### Stated task
Restate all of the entries exactly, dropping any pictures they hold.

### Exercise input

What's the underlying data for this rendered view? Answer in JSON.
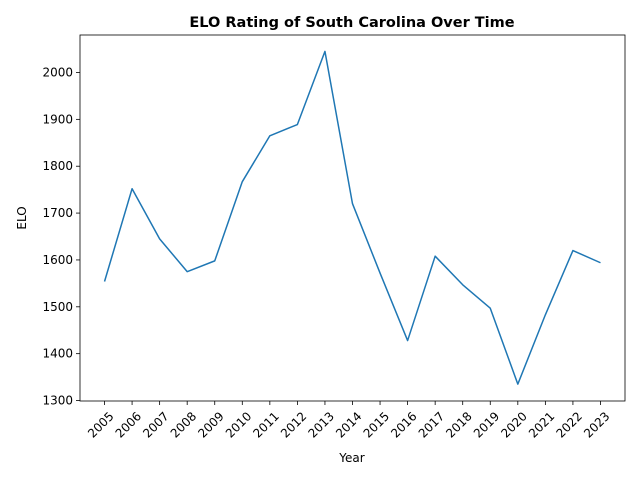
{
  "chart_data": {
    "type": "line",
    "title": "ELO Rating of South Carolina Over Time",
    "xlabel": "Year",
    "ylabel": "ELO",
    "x": [
      "2005",
      "2006",
      "2007",
      "2008",
      "2009",
      "2010",
      "2011",
      "2012",
      "2013",
      "2014",
      "2015",
      "2016",
      "2017",
      "2018",
      "2019",
      "2020",
      "2021",
      "2022",
      "2023"
    ],
    "series": [
      {
        "color": "#1f77b4",
        "values": [
          1554,
          1752,
          1645,
          1575,
          1598,
          1767,
          1865,
          1889,
          2045,
          1720,
          1572,
          1428,
          1608,
          1547,
          1497,
          1335,
          1483,
          1620,
          1594
        ]
      }
    ],
    "yticks": [
      1300,
      1400,
      1500,
      1600,
      1700,
      1800,
      1900,
      2000
    ],
    "ylim": [
      1299,
      2080
    ],
    "grid": false,
    "legend": "none"
  }
}
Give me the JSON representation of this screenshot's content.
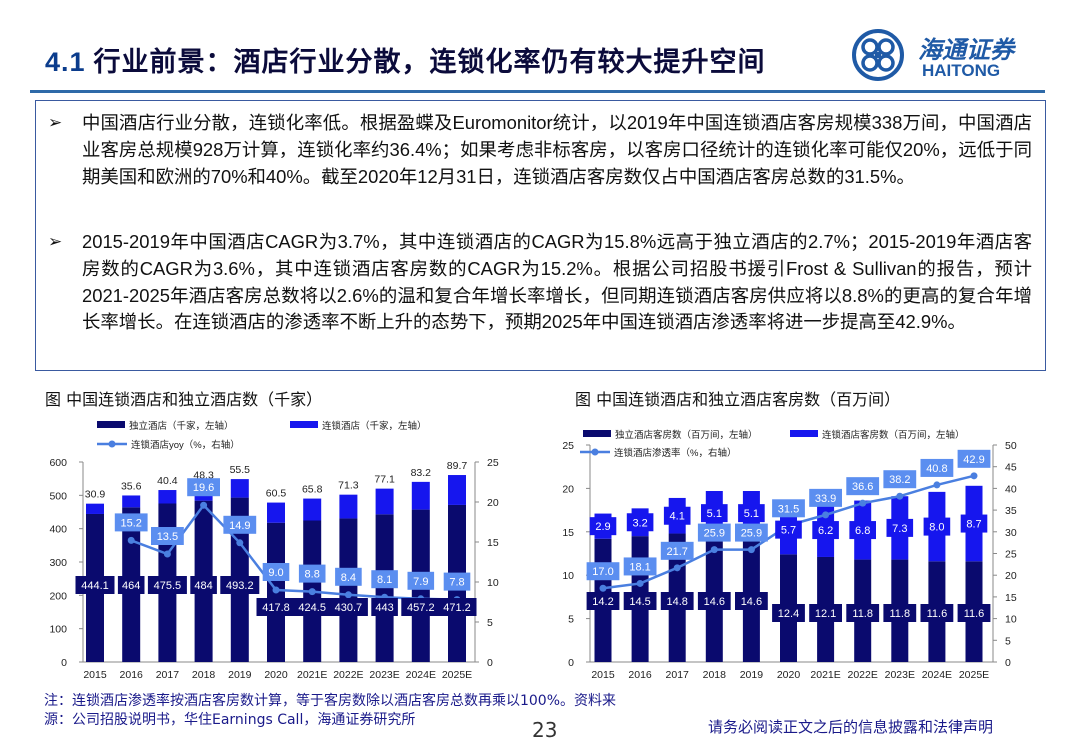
{
  "header": {
    "section": "4.1",
    "title": "行业前景：酒店行业分散，连锁化率仍有较大提升空间",
    "logo_cn": "海通证券",
    "logo_en": "HAITONG"
  },
  "summary": {
    "bullet_icon": "arrow-bullet-icon",
    "points": [
      "中国酒店行业分散，连锁化率低。根据盈蝶及Euromonitor统计，以2019年中国连锁酒店客房规模338万间，中国酒店业客房总规模928万计算，连锁化率约36.4%；如果考虑非标客房，以客房口径统计的连锁化率可能仅20%，远低于同期美国和欧洲的70%和40%。截至2020年12月31日，连锁酒店客房数仅占中国酒店客房总数的31.5%。",
      "2015-2019年中国酒店CAGR为3.7%，其中连锁酒店的CAGR为15.8%远高于独立酒店的2.7%；2015-2019年酒店客房数的CAGR为3.6%，其中连锁酒店客房数的CAGR为15.2%。根据公司招股书援引Frost & Sullivan的报告，预计2021-2025年酒店客房总数将以2.6%的温和复合年增长率增长，但同期连锁酒店客房供应将以8.8%的更高的复合年增长率增长。在连锁酒店的渗透率不断上升的态势下，预期2025年中国连锁酒店渗透率将进一步提高至42.9%。"
    ]
  },
  "colors": {
    "independent": "#0a0a6e",
    "chain": "#1616ee",
    "line": "#4a7fe0",
    "label_box": "#5b8ef0"
  },
  "chart_data": [
    {
      "type": "bar",
      "stacked": true,
      "title": "图  中国连锁酒店和独立酒店数（千家）",
      "categories": [
        "2015",
        "2016",
        "2017",
        "2018",
        "2019",
        "2020",
        "2021E",
        "2022E",
        "2023E",
        "2024E",
        "2025E"
      ],
      "series": [
        {
          "name": "独立酒店（千家，左轴）",
          "axis": "left",
          "type": "bar",
          "values": [
            444.1,
            464,
            475.5,
            484,
            493.2,
            417.8,
            424.5,
            430.7,
            443,
            457.2,
            471.2
          ]
        },
        {
          "name": "连锁酒店（千家，左轴）",
          "axis": "left",
          "type": "bar",
          "values": [
            30.9,
            35.6,
            40.4,
            48.3,
            55.5,
            60.5,
            65.8,
            71.3,
            77.1,
            83.2,
            89.7
          ]
        },
        {
          "name": "连锁酒店yoy（%，右轴）",
          "axis": "right",
          "type": "line",
          "values": [
            null,
            15.2,
            13.5,
            19.6,
            14.9,
            9.0,
            8.8,
            8.4,
            8.1,
            7.9,
            7.8
          ]
        }
      ],
      "ylim_left": [
        0,
        600
      ],
      "yticks_left": [
        "0",
        "100",
        "200",
        "300",
        "400",
        "500",
        "600"
      ],
      "ylim_right": [
        0,
        25
      ],
      "yticks_right": [
        "0",
        "5",
        "10",
        "15",
        "20",
        "25"
      ],
      "grid": false,
      "legend": "top"
    },
    {
      "type": "bar",
      "stacked": true,
      "title": "图  中国连锁酒店和独立酒店客房数（百万间）",
      "categories": [
        "2015",
        "2016",
        "2017",
        "2018",
        "2019",
        "2020",
        "2021E",
        "2022E",
        "2023E",
        "2024E",
        "2025E"
      ],
      "series": [
        {
          "name": "独立酒店客房数（百万间，左轴）",
          "axis": "left",
          "type": "bar",
          "values": [
            14.2,
            14.5,
            14.8,
            14.6,
            14.6,
            12.4,
            12.1,
            11.8,
            11.8,
            11.6,
            11.6
          ]
        },
        {
          "name": "连锁酒店客房数（百万间，左轴）",
          "axis": "left",
          "type": "bar",
          "values": [
            2.9,
            3.2,
            4.1,
            5.1,
            5.1,
            5.7,
            6.2,
            6.8,
            7.3,
            8.0,
            8.7
          ]
        },
        {
          "name": "连锁酒店渗透率（%，右轴）",
          "axis": "right",
          "type": "line",
          "values": [
            17.0,
            18.1,
            21.7,
            25.9,
            25.9,
            31.5,
            33.9,
            36.6,
            38.2,
            40.8,
            42.9
          ]
        }
      ],
      "ylim_left": [
        0,
        25
      ],
      "yticks_left": [
        "0",
        "5",
        "10",
        "15",
        "20",
        "25"
      ],
      "ylim_right": [
        0,
        50
      ],
      "yticks_right": [
        "0",
        "5",
        "10",
        "15",
        "20",
        "25",
        "30",
        "35",
        "40",
        "45",
        "50"
      ],
      "grid": false,
      "legend": "top"
    }
  ],
  "footer": {
    "note": "注：连锁酒店渗透率按酒店客房数计算，等于客房数除以酒店客房总数再乘以100%。资料来源：公司招股说明书，华住Earnings Call，海通证券研究所",
    "page": "23",
    "disclaimer": "请务必阅读正文之后的信息披露和法律声明"
  }
}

### Solution to this exercise
What's the underlying data for this rendered view? Answer in JSON.
{
  "chart_data": {
    "type": "line",
    "title": "ELO Rating of South Carolina Over Time",
    "xlabel": "Year",
    "ylabel": "ELO",
    "x": [
      "2005",
      "2006",
      "2007",
      "2008",
      "2009",
      "2010",
      "2011",
      "2012",
      "2013",
      "2014",
      "2015",
      "2016",
      "2017",
      "2018",
      "2019",
      "2020",
      "2021",
      "2022",
      "2023"
    ],
    "series": [
      {
        "color": "#1f77b4",
        "values": [
          1554,
          1752,
          1645,
          1575,
          1598,
          1767,
          1865,
          1889,
          2045,
          1720,
          1572,
          1428,
          1608,
          1547,
          1497,
          1335,
          1483,
          1620,
          1594
        ]
      }
    ],
    "yticks": [
      1300,
      1400,
      1500,
      1600,
      1700,
      1800,
      1900,
      2000
    ],
    "ylim": [
      1299,
      2080
    ],
    "grid": false,
    "legend": "none"
  }
}
Give me the JSON representation of this screenshot's content.
{
  "header": {
    "section": "4.1",
    "title": "行业前景：酒店行业分散，连锁化率仍有较大提升空间",
    "logo_cn": "海通证券",
    "logo_en": "HAITONG"
  },
  "summary": {
    "bullet_icon": "arrow-bullet-icon",
    "points": [
      "中国酒店行业分散，连锁化率低。根据盈蝶及Euromonitor统计，以2019年中国连锁酒店客房规模338万间，中国酒店业客房总规模928万计算，连锁化率约36.4%；如果考虑非标客房，以客房口径统计的连锁化率可能仅20%，远低于同期美国和欧洲的70%和40%。截至2020年12月31日，连锁酒店客房数仅占中国酒店客房总数的31.5%。",
      "2015-2019年中国酒店CAGR为3.7%，其中连锁酒店的CAGR为15.8%远高于独立酒店的2.7%；2015-2019年酒店客房数的CAGR为3.6%，其中连锁酒店客房数的CAGR为15.2%。根据公司招股书援引Frost & Sullivan的报告，预计2021-2025年酒店客房总数将以2.6%的温和复合年增长率增长，但同期连锁酒店客房供应将以8.8%的更高的复合年增长率增长。在连锁酒店的渗透率不断上升的态势下，预期2025年中国连锁酒店渗透率将进一步提高至42.9%。"
    ]
  },
  "colors": {
    "independent": "#0a0a6e",
    "chain": "#1616ee",
    "line": "#4a7fe0",
    "label_box": "#5b8ef0"
  },
  "chart_data": [
    {
      "type": "bar",
      "stacked": true,
      "title": "图  中国连锁酒店和独立酒店数（千家）",
      "categories": [
        "2015",
        "2016",
        "2017",
        "2018",
        "2019",
        "2020",
        "2021E",
        "2022E",
        "2023E",
        "2024E",
        "2025E"
      ],
      "series": [
        {
          "name": "独立酒店（千家，左轴）",
          "axis": "left",
          "type": "bar",
          "values": [
            444.1,
            464,
            475.5,
            484,
            493.2,
            417.8,
            424.5,
            430.7,
            443,
            457.2,
            471.2
          ]
        },
        {
          "name": "连锁酒店（千家，左轴）",
          "axis": "left",
          "type": "bar",
          "values": [
            30.9,
            35.6,
            40.4,
            48.3,
            55.5,
            60.5,
            65.8,
            71.3,
            77.1,
            83.2,
            89.7
          ]
        },
        {
          "name": "连锁酒店yoy（%，右轴）",
          "axis": "right",
          "type": "line",
          "values": [
            null,
            15.2,
            13.5,
            19.6,
            14.9,
            9.0,
            8.8,
            8.4,
            8.1,
            7.9,
            7.8
          ]
        }
      ],
      "ylim_left": [
        0,
        600
      ],
      "yticks_left": [
        "0",
        "100",
        "200",
        "300",
        "400",
        "500",
        "600"
      ],
      "ylim_right": [
        0,
        25
      ],
      "yticks_right": [
        "0",
        "5",
        "10",
        "15",
        "20",
        "25"
      ],
      "grid": false,
      "legend": "top"
    },
    {
      "type": "bar",
      "stacked": true,
      "title": "图  中国连锁酒店和独立酒店客房数（百万间）",
      "categories": [
        "2015",
        "2016",
        "2017",
        "2018",
        "2019",
        "2020",
        "2021E",
        "2022E",
        "2023E",
        "2024E",
        "2025E"
      ],
      "series": [
        {
          "name": "独立酒店客房数（百万间，左轴）",
          "axis": "left",
          "type": "bar",
          "values": [
            14.2,
            14.5,
            14.8,
            14.6,
            14.6,
            12.4,
            12.1,
            11.8,
            11.8,
            11.6,
            11.6
          ]
        },
        {
          "name": "连锁酒店客房数（百万间，左轴）",
          "axis": "left",
          "type": "bar",
          "values": [
            2.9,
            3.2,
            4.1,
            5.1,
            5.1,
            5.7,
            6.2,
            6.8,
            7.3,
            8.0,
            8.7
          ]
        },
        {
          "name": "连锁酒店渗透率（%，右轴）",
          "axis": "right",
          "type": "line",
          "values": [
            17.0,
            18.1,
            21.7,
            25.9,
            25.9,
            31.5,
            33.9,
            36.6,
            38.2,
            40.8,
            42.9
          ]
        }
      ],
      "ylim_left": [
        0,
        25
      ],
      "yticks_left": [
        "0",
        "5",
        "10",
        "15",
        "20",
        "25"
      ],
      "ylim_right": [
        0,
        50
      ],
      "yticks_right": [
        "0",
        "5",
        "10",
        "15",
        "20",
        "25",
        "30",
        "35",
        "40",
        "45",
        "50"
      ],
      "grid": false,
      "legend": "top"
    }
  ],
  "footer": {
    "note": "注：连锁酒店渗透率按酒店客房数计算，等于客房数除以酒店客房总数再乘以100%。资料来源：公司招股说明书，华住Earnings Call，海通证券研究所",
    "page": "23",
    "disclaimer": "请务必阅读正文之后的信息披露和法律声明"
  }
}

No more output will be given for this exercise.